▶ **Short problem**:
Scan the data beneath this task and copy each line that includes "пехотной".

▶ **Entries provided**:
'''

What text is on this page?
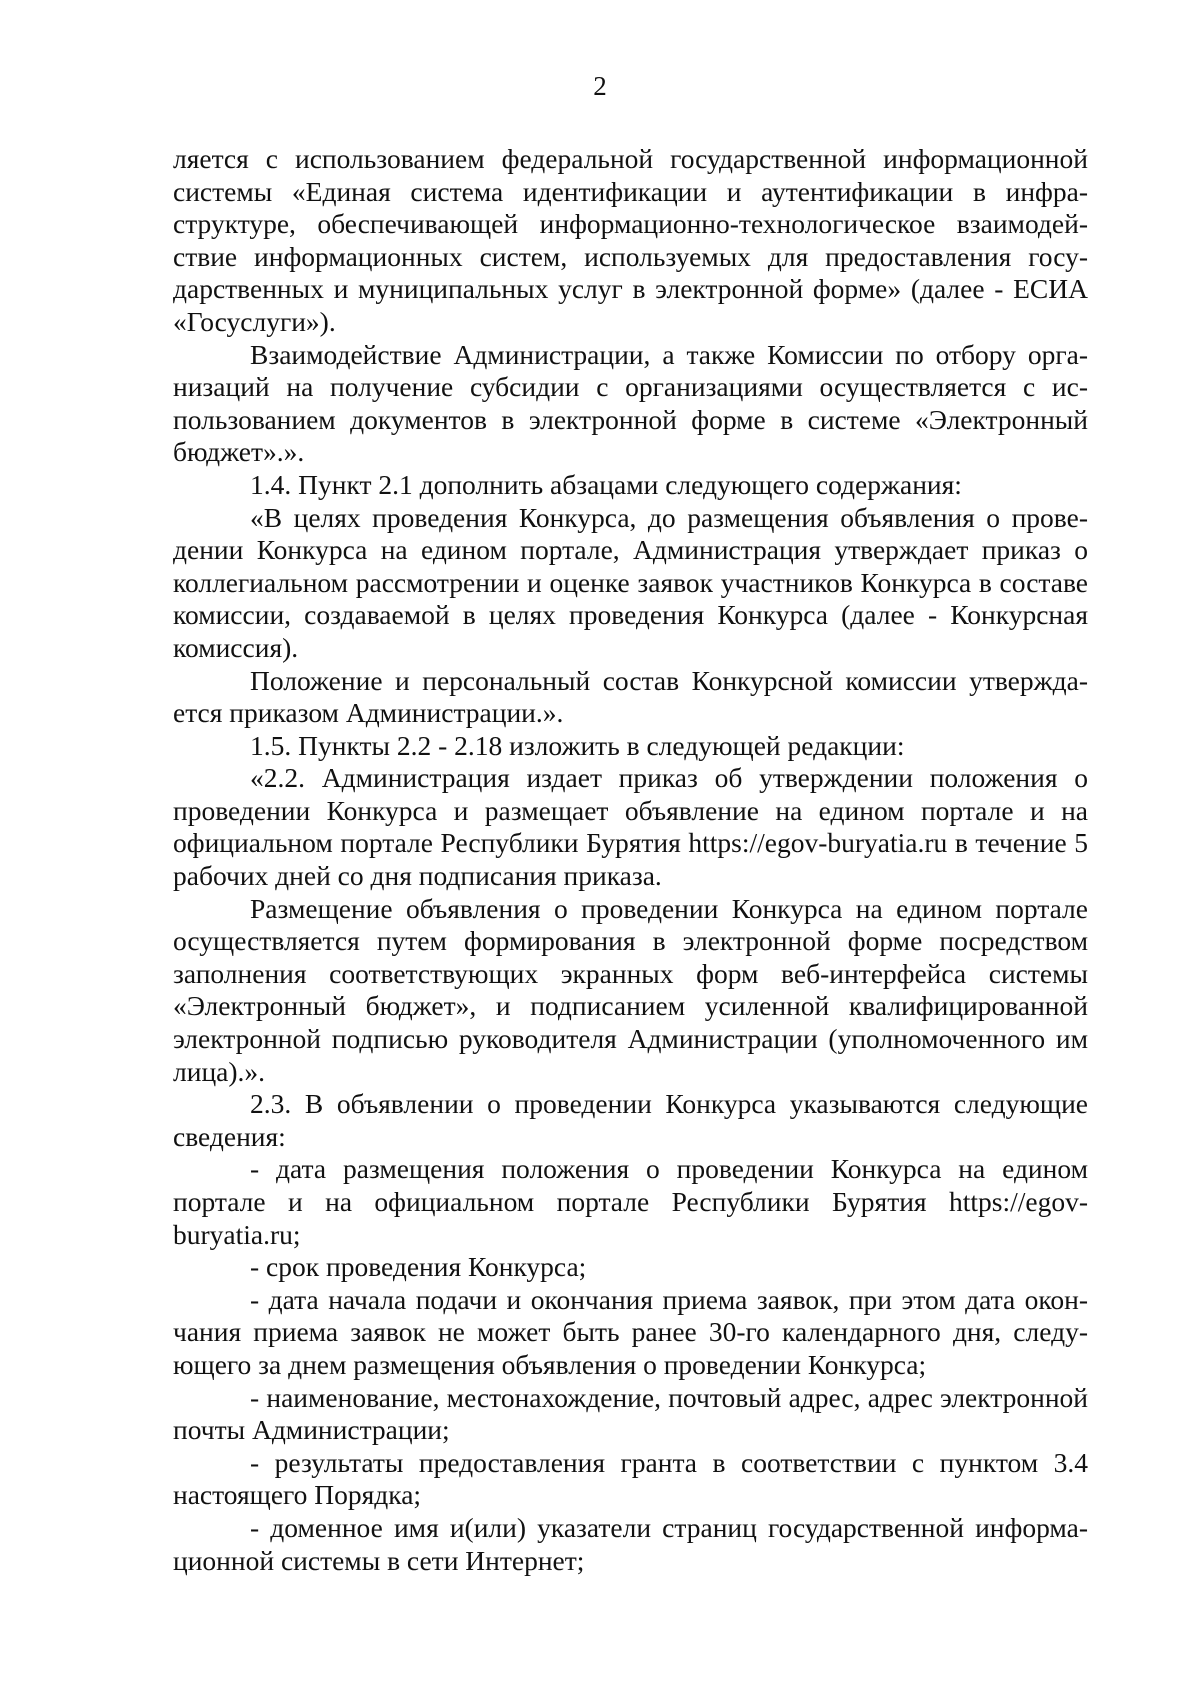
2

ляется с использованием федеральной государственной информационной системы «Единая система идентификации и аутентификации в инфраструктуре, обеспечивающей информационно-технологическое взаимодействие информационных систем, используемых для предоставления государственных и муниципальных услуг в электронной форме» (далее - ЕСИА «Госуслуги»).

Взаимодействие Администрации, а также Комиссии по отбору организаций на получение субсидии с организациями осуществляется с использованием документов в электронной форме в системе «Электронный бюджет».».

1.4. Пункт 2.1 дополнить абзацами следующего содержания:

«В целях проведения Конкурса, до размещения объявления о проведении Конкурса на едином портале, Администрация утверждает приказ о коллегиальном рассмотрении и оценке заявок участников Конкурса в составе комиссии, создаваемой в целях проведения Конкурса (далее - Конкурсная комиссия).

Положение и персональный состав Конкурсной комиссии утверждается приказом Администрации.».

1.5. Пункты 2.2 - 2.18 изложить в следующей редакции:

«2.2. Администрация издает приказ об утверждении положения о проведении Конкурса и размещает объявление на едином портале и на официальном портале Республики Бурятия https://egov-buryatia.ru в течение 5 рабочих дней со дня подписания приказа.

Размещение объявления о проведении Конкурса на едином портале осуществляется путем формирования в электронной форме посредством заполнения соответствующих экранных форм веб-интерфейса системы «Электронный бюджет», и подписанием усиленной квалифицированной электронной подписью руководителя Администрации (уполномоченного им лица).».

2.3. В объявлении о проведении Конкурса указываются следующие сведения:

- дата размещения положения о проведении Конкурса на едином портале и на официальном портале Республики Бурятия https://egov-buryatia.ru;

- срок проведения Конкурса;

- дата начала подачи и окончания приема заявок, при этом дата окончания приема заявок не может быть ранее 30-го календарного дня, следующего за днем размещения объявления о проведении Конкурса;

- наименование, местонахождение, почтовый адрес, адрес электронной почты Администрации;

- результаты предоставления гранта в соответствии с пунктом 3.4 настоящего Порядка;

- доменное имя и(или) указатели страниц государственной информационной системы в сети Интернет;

'''
'''

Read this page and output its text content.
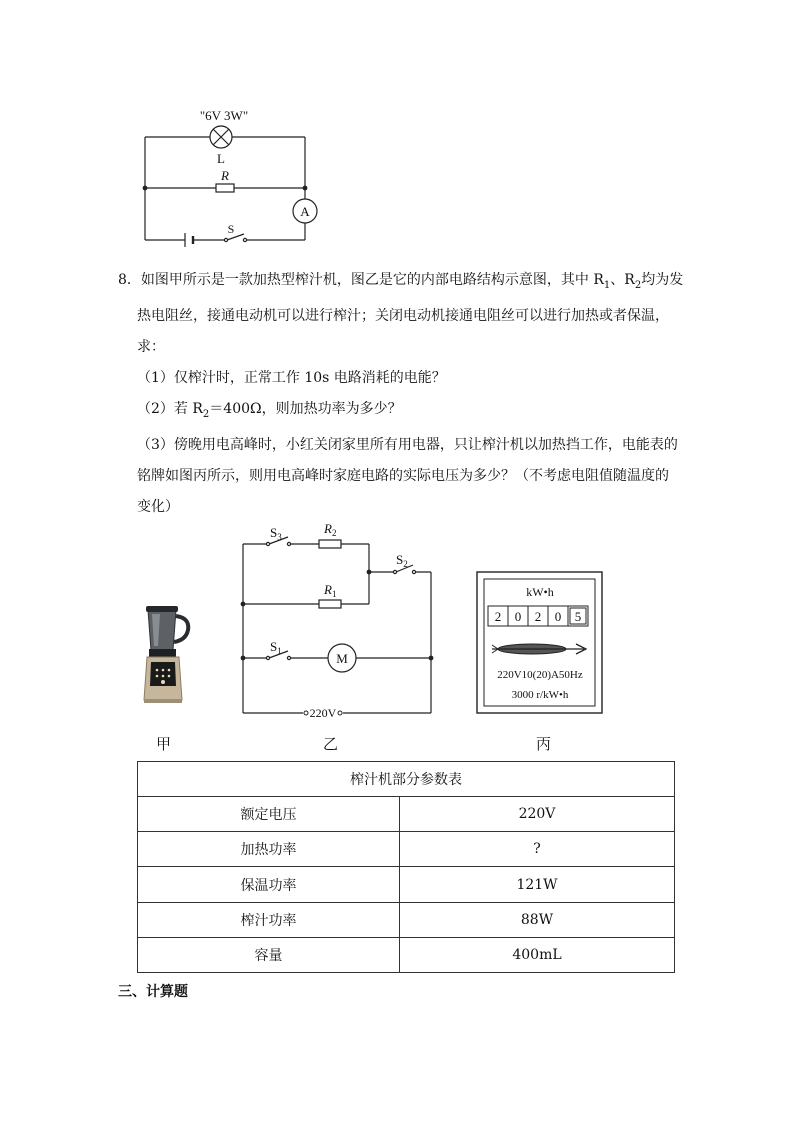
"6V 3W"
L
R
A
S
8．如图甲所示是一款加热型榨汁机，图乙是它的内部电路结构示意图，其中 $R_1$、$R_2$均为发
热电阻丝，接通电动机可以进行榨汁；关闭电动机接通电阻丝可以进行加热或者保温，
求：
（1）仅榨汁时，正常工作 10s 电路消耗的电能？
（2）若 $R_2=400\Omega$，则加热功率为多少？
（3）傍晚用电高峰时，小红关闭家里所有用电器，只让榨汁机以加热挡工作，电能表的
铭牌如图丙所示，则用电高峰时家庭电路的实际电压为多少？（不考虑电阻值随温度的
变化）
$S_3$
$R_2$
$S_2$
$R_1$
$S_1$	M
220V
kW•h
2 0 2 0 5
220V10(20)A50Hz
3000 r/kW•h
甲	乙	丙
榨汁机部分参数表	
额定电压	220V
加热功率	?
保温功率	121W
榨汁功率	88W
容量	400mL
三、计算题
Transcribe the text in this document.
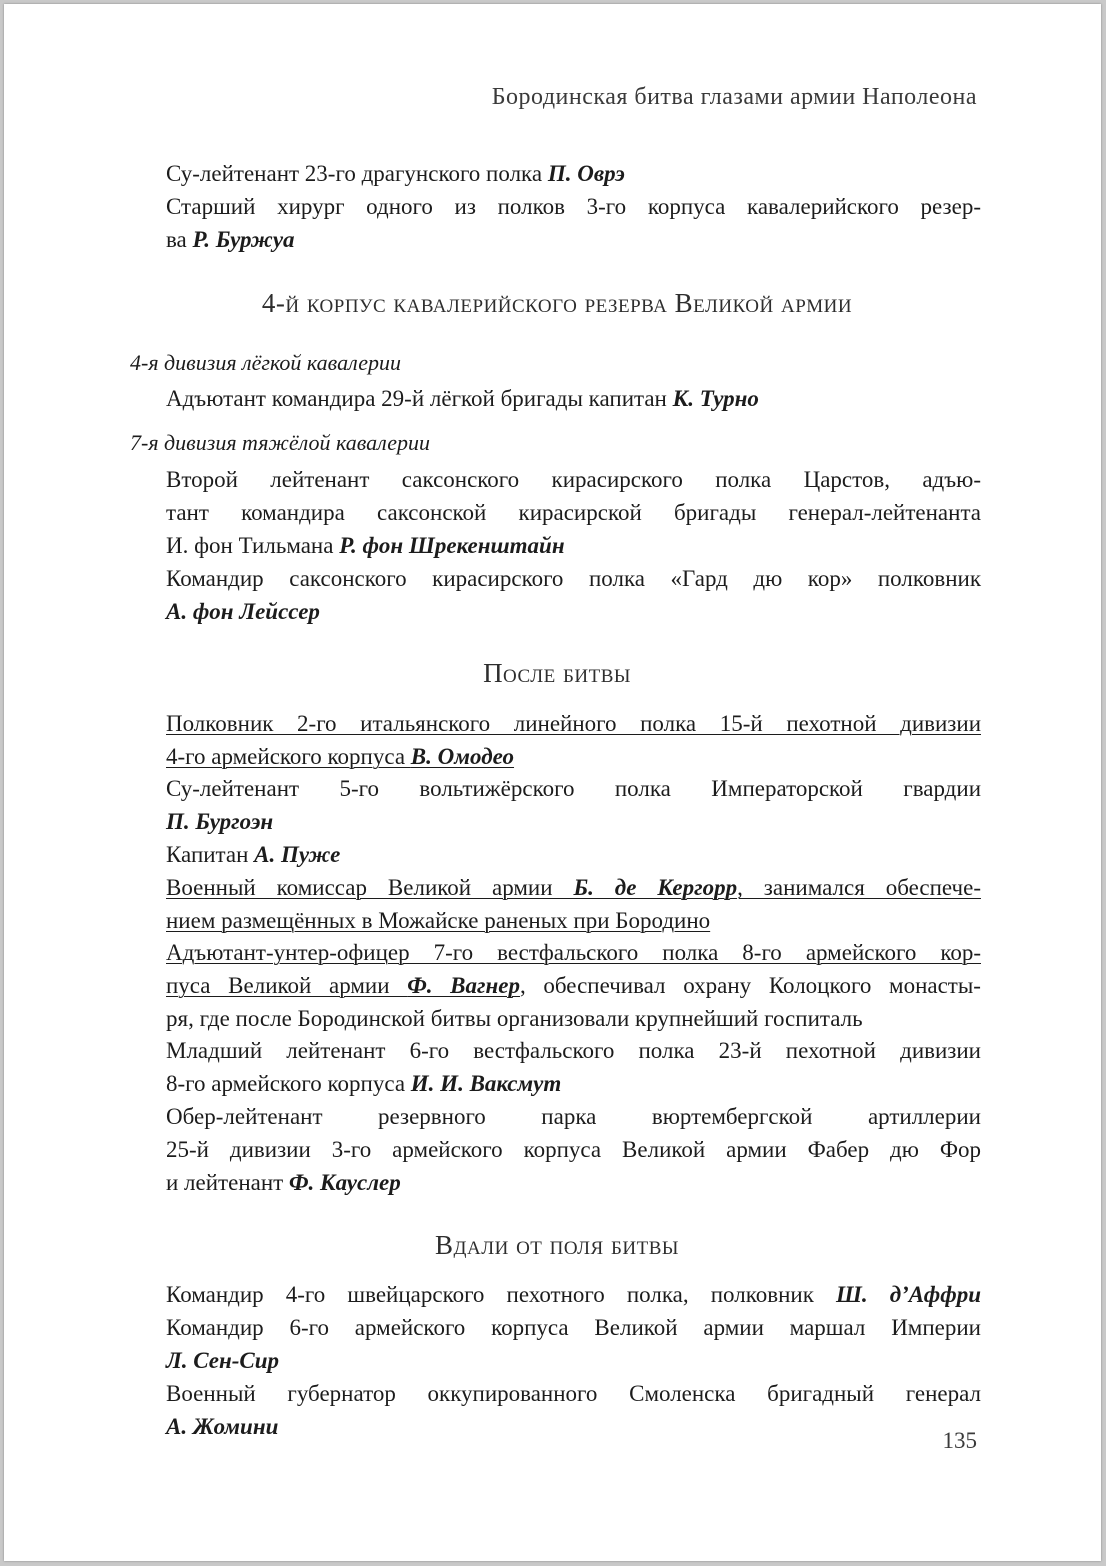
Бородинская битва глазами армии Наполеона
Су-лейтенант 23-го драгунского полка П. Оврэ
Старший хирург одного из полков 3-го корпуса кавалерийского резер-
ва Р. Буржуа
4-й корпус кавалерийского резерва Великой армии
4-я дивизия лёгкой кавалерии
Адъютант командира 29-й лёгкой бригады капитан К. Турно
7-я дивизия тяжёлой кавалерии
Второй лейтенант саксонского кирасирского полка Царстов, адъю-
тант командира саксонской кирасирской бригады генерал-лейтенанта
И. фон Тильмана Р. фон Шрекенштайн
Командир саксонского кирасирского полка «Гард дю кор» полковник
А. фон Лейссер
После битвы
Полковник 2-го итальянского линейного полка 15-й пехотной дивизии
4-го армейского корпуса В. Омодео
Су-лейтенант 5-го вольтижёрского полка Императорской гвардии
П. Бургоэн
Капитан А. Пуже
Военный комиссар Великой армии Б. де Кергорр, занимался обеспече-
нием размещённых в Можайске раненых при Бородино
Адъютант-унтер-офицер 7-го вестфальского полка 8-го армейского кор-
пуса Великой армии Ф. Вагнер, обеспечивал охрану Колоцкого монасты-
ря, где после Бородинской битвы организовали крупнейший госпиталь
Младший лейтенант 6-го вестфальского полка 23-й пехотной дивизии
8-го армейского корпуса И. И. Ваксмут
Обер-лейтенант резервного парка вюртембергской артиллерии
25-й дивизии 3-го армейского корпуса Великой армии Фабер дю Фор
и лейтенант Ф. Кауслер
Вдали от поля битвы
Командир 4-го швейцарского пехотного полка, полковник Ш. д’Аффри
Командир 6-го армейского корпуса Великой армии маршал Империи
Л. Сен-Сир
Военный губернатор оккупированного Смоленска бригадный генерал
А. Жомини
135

'''
'''

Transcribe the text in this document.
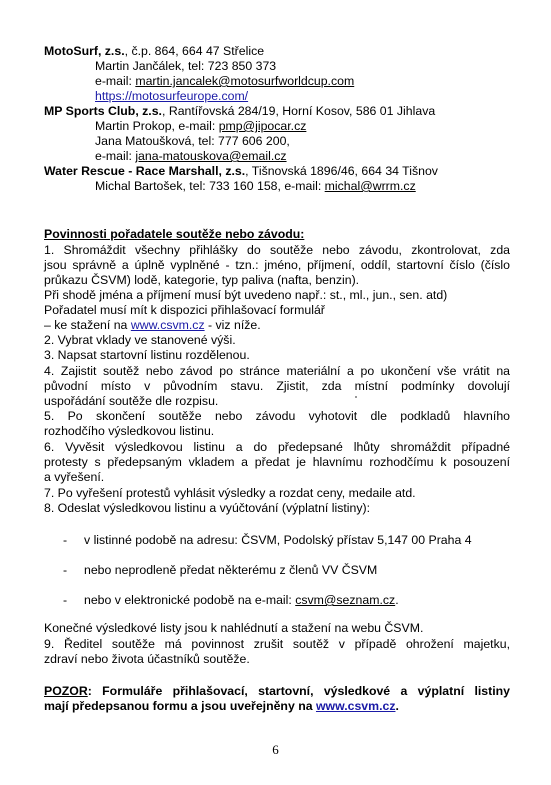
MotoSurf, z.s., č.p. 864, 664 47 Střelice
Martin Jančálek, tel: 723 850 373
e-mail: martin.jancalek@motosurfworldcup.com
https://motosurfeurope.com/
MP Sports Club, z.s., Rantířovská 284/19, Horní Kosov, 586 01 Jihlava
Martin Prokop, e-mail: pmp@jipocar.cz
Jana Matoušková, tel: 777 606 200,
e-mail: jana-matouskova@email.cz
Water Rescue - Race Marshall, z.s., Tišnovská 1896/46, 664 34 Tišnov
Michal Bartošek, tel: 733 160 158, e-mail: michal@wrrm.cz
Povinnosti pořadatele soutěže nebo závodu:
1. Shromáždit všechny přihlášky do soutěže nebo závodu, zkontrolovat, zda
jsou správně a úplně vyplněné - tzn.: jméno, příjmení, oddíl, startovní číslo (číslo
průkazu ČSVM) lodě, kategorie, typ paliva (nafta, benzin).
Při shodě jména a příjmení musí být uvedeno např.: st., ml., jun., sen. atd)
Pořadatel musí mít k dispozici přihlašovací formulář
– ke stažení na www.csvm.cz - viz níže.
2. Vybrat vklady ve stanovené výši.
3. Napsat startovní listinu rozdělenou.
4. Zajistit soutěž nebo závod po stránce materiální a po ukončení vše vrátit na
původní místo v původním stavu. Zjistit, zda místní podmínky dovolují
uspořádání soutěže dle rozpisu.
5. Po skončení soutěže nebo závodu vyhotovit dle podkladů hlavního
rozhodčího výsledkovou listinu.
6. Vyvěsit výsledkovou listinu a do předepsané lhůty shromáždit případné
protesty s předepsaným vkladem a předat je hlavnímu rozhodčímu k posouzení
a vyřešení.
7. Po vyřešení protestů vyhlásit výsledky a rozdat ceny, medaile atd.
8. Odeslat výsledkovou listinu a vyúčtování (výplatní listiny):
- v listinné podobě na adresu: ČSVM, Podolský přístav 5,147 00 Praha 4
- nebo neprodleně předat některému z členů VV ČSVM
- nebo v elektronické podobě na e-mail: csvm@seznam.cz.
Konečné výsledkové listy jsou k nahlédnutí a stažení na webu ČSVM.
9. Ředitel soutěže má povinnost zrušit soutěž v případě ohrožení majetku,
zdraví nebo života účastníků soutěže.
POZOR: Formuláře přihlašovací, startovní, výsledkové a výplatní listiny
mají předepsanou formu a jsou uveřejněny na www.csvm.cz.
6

'''

▶ **Final answer**:
Полковник 2-го итальянского линейного полка 15-й пехотной дивизии
Младший лейтенант 6-го вестфальского полка 23-й пехотной дивизии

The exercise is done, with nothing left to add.